=== Problem description ===
Say how many lines in the records include the string "appropriate", adding no other words.

(Dataset entries)
****

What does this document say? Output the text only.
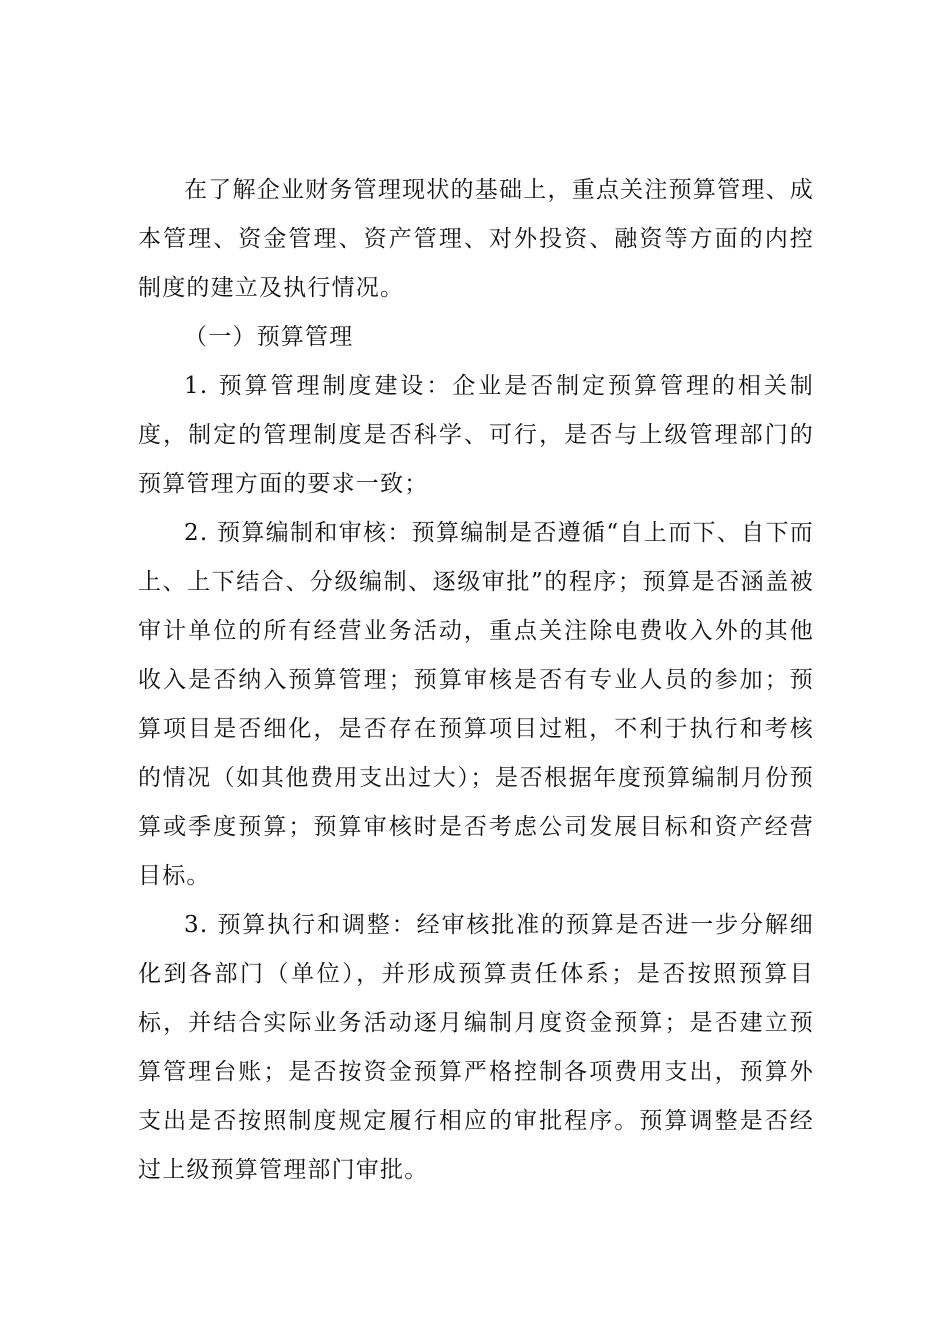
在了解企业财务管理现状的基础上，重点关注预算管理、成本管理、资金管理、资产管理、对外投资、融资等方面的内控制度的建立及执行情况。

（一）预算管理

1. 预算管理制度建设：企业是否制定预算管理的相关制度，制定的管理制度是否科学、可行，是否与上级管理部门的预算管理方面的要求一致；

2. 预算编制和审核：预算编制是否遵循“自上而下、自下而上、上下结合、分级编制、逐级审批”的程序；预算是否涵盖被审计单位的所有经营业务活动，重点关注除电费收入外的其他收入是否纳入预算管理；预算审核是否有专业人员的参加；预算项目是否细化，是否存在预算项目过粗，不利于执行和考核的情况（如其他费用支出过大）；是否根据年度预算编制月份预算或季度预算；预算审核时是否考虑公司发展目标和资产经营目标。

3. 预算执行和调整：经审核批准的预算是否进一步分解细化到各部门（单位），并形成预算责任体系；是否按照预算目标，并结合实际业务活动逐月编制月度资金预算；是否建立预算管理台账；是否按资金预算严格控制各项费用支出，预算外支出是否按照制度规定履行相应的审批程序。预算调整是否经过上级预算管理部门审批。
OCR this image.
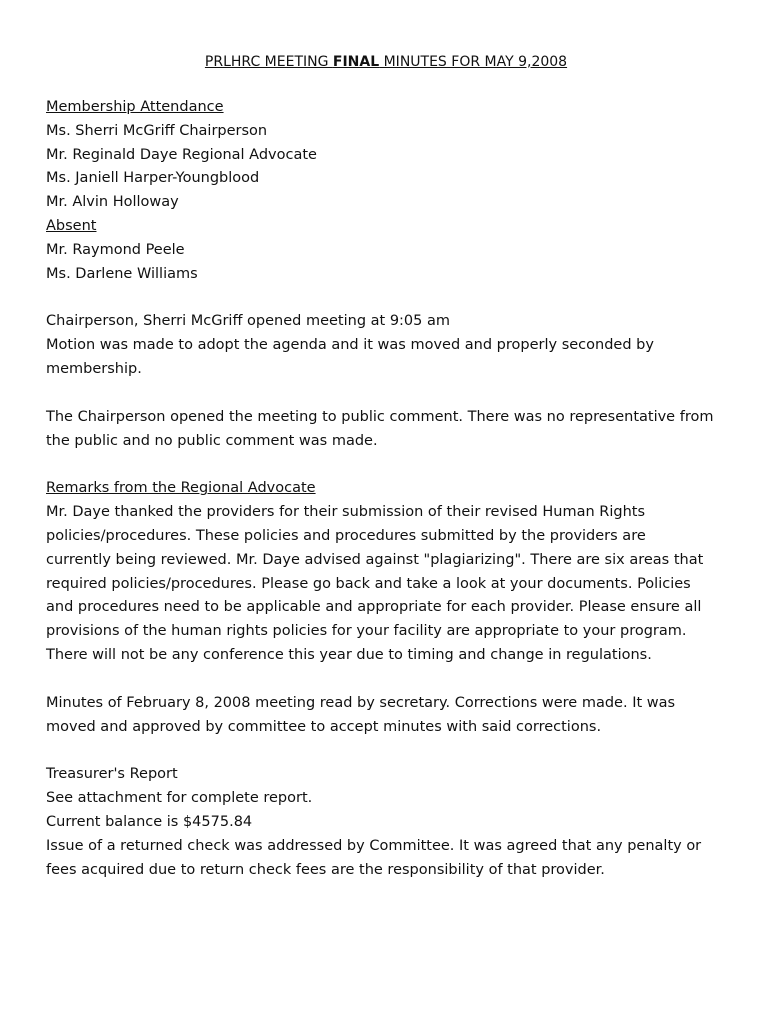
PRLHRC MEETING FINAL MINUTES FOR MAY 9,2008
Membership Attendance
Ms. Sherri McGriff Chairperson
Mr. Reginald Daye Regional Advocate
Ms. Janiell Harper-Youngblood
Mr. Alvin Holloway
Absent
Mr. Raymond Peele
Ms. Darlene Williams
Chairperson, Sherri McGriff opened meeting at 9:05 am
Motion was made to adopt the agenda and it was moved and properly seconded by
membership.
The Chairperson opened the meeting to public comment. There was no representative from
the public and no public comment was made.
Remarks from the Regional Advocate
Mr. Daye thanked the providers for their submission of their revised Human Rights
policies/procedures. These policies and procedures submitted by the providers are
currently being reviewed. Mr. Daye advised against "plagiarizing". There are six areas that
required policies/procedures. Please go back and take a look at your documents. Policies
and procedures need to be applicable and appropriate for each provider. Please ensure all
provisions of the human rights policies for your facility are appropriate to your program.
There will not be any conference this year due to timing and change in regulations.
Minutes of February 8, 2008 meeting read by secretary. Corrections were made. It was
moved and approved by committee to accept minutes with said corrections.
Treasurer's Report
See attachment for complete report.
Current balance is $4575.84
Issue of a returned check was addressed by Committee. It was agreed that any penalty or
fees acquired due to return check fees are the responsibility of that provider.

****

=== Written response ===
2